• [GIVEN TASK]:
List all lines of the data containing the word "long".

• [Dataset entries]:
(begin)
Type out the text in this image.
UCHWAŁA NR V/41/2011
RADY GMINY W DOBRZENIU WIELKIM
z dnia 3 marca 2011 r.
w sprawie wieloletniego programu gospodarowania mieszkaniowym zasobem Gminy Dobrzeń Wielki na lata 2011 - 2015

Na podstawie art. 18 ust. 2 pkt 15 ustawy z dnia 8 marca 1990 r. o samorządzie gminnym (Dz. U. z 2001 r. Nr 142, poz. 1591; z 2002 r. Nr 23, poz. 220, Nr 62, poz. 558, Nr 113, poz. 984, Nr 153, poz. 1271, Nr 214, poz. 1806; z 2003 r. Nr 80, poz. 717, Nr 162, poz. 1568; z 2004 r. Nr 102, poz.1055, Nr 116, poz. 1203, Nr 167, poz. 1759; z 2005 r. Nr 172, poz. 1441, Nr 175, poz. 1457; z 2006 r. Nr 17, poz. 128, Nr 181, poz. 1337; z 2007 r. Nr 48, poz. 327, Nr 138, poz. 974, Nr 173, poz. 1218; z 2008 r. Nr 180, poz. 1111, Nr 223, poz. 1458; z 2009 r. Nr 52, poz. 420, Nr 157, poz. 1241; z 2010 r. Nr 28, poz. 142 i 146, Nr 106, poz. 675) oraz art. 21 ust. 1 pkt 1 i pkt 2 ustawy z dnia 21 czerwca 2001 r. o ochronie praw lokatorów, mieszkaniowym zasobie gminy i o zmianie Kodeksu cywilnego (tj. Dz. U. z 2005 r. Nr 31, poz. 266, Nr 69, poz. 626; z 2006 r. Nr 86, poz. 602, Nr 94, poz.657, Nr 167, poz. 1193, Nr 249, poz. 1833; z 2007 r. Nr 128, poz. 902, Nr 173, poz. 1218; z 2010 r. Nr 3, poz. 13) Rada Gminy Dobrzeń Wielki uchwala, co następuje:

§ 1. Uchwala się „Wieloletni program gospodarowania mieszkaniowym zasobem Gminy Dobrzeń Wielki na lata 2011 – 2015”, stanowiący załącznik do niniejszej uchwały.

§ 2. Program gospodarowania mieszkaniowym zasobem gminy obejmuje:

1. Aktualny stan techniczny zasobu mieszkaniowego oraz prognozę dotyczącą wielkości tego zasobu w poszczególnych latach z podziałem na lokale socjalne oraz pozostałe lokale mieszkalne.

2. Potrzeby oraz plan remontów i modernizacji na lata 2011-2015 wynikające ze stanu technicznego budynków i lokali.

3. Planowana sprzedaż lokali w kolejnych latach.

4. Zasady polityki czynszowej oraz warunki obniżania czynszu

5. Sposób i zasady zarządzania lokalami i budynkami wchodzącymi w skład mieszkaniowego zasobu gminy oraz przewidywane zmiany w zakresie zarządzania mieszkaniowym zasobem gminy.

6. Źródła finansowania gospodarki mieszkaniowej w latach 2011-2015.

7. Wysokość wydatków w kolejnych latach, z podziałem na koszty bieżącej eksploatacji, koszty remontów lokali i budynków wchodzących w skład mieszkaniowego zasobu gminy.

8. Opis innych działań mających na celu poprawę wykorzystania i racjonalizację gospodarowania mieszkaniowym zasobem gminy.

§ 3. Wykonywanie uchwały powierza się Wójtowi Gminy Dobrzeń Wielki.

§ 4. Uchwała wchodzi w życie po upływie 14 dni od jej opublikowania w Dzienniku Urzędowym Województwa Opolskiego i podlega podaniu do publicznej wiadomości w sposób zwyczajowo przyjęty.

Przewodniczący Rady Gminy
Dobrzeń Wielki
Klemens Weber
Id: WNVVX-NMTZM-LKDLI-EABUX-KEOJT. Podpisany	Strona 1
(end)
(begin)
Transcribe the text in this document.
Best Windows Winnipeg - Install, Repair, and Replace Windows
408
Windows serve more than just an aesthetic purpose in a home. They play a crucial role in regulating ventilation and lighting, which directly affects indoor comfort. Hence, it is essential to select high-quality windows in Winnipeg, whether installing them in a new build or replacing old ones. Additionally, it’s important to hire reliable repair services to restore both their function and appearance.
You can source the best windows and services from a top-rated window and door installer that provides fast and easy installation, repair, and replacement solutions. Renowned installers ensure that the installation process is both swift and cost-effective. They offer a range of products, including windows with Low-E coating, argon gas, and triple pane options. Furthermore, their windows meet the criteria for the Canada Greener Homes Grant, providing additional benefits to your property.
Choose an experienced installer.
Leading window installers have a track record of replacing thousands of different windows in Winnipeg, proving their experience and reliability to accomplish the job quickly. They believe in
(end)
(begin)
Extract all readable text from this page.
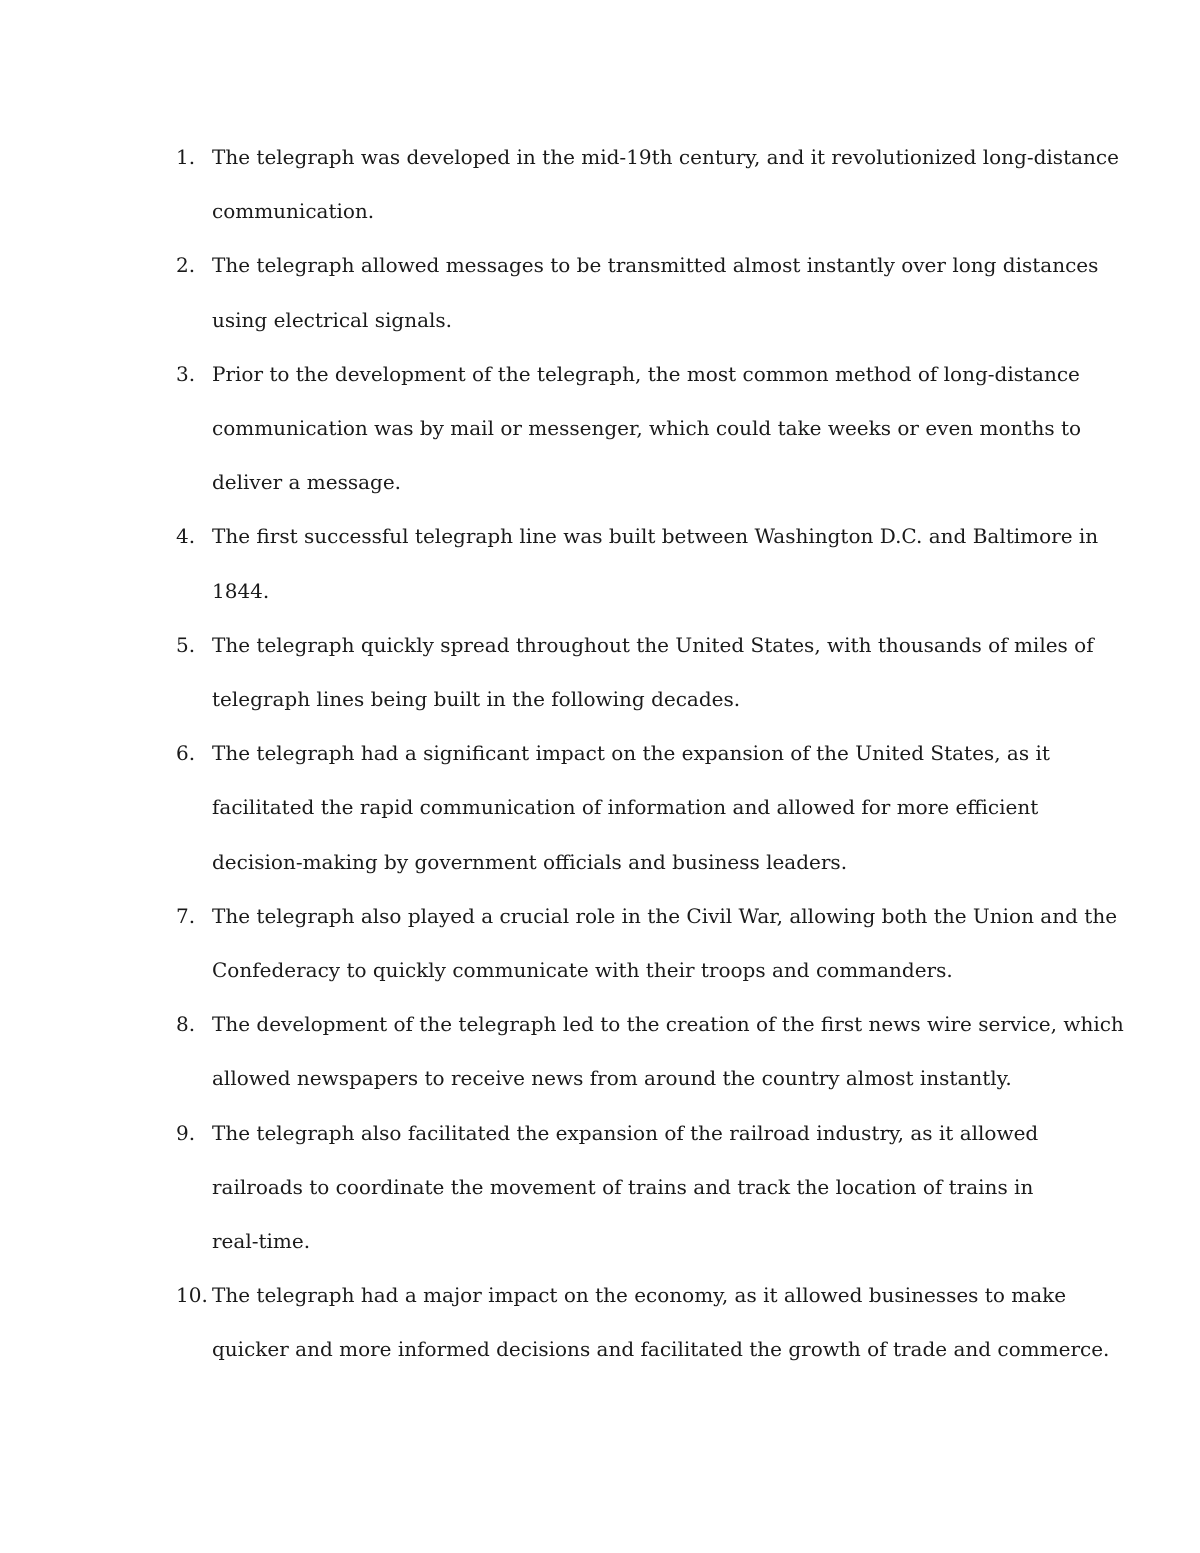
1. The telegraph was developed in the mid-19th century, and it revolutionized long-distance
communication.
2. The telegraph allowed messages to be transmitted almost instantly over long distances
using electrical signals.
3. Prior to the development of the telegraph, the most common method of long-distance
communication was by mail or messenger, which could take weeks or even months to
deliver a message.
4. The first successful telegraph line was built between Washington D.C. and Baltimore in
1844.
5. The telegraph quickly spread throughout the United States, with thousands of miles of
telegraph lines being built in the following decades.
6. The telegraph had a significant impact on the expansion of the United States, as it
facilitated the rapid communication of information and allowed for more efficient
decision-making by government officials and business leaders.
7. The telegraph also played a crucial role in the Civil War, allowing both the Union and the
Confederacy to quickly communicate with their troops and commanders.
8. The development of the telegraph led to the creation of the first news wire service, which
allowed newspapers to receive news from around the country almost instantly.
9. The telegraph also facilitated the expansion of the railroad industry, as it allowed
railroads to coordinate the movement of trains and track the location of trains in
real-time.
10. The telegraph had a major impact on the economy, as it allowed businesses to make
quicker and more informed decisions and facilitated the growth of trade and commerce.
(end)
• [WORKED ANSWER]:
1. The telegraph was developed in the mid-19th century, and it revolutionized long-distance
2. The telegraph allowed messages to be transmitted almost instantly over long distances
3. Prior to the development of the telegraph, the most common method of long-distance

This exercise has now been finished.